**Problem to solve**
Across the entries below, count the lines in which the word "kitchen" occurs. Reply with the count alone.

[Data records]
%%

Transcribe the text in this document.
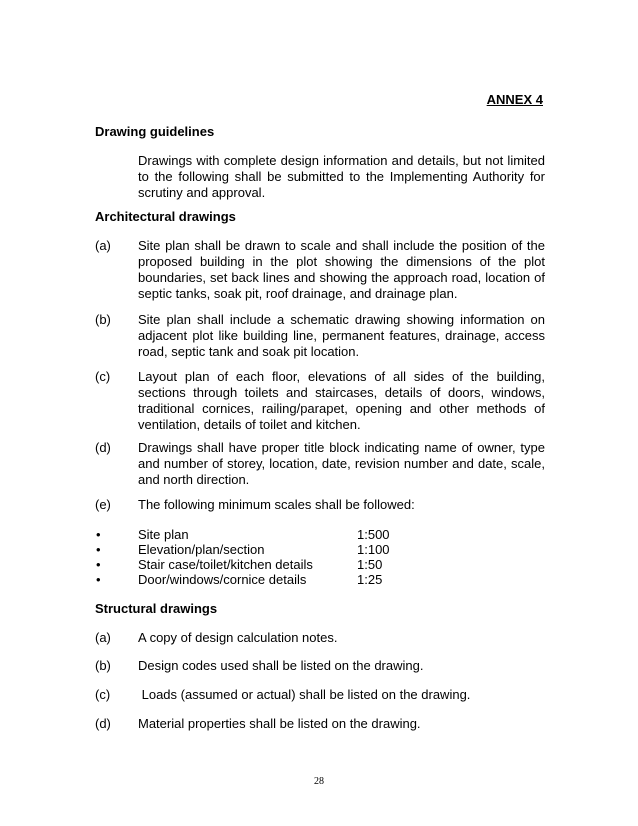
ANNEX 4
Drawing guidelines
Drawings with complete design information and details, but not limited to the following shall be submitted to the Implementing Authority for scrutiny and approval.
Architectural drawings
(a) Site plan shall be drawn to scale and shall include the position of the proposed building in the plot showing the dimensions of the plot boundaries, set back lines and showing the approach road, location of septic tanks, soak pit, roof drainage, and drainage plan.
(b) Site plan shall include a schematic drawing showing information on adjacent plot like building line, permanent features, drainage, access road, septic tank and soak pit location.
(c) Layout plan of each floor, elevations of all sides of the building, sections through toilets and staircases, details of doors, windows, traditional cornices, railing/parapet, opening and other methods of ventilation, details of toilet and kitchen.
(d) Drawings shall have proper title block indicating name of owner, type and number of storey, location, date, revision number and date, scale, and north direction.
(e) The following minimum scales shall be followed:
•	Site plan	1:500
•	Elevation/plan/section	1:100
•	Stair case/toilet/kitchen details	1:50
•	Door/windows/cornice details	1:25
Structural drawings
(a) A copy of design calculation notes.
(b) Design codes used shall be listed on the drawing.
(c) Loads (assumed or actual) shall be listed on the drawing.
(d) Material properties shall be listed on the drawing.
28
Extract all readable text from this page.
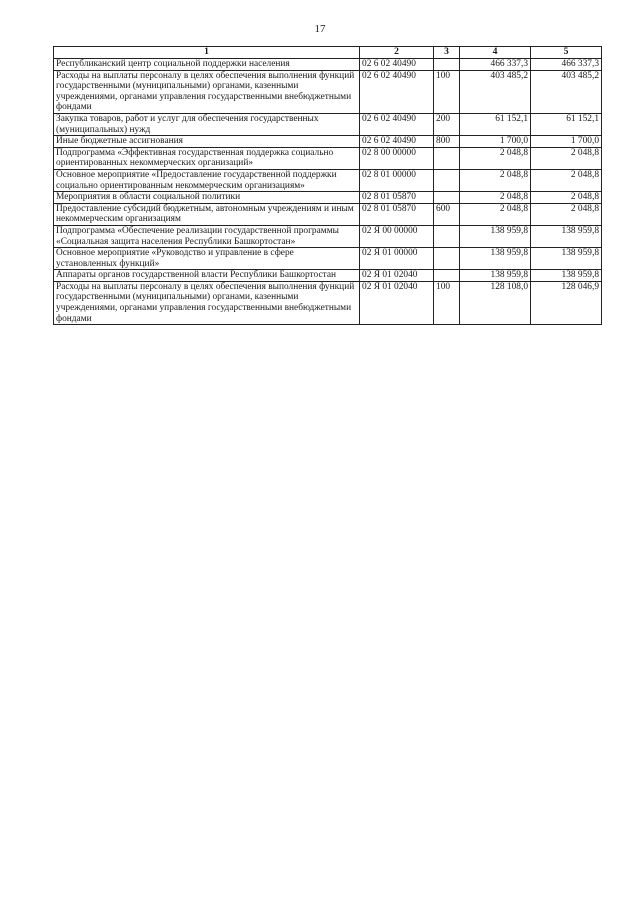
17
1	2	3	4	5
Республиканский центр социальной поддержки населения	02 6 02 40490		466 337,3	466 337,3
Расходы на выплаты персоналу в целях обеспечения выполнения функций государственными (муниципальными) органами, казенными учреждениями, органами управления государственными внебюджетными фондами	02 6 02 40490	100	403 485,2	403 485,2
Закупка товаров, работ и услуг для обеспечения государственных (муниципальных) нужд	02 6 02 40490	200	61 152,1	61 152,1
Иные бюджетные ассигнования	02 6 02 40490	800	1 700,0	1 700,0
Подпрограмма «Эффективная государственная поддержка социально ориентированных некоммерческих организаций»	02 8 00 00000		2 048,8	2 048,8
Основное мероприятие «Предоставление государственной поддержки социально ориентированным некоммерческим организациям»	02 8 01 00000		2 048,8	2 048,8
Мероприятия в области социальной политики	02 8 01 05870		2 048,8	2 048,8
Предоставление субсидий бюджетным, автономным учреждениям и иным некоммерческим организациям	02 8 01 05870	600	2 048,8	2 048,8
Подпрограмма «Обеспечение реализации государственной программы «Социальная защита населения Республики Башкортостан»	02 Я 00 00000		138 959,8	138 959,8
Основное мероприятие «Руководство и управление в сфере установленных функций»	02 Я 01 00000		138 959,8	138 959,8
Аппараты органов государственной власти Республики Башкортостан	02 Я 01 02040		138 959,8	138 959,8
Расходы на выплаты персоналу в целях обеспечения выполнения функций государственными (муниципальными) органами, казенными учреждениями, органами управления государственными внебюджетными фондами	02 Я 01 02040	100	128 108,0	128 046,9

%%

**Exercise response**
2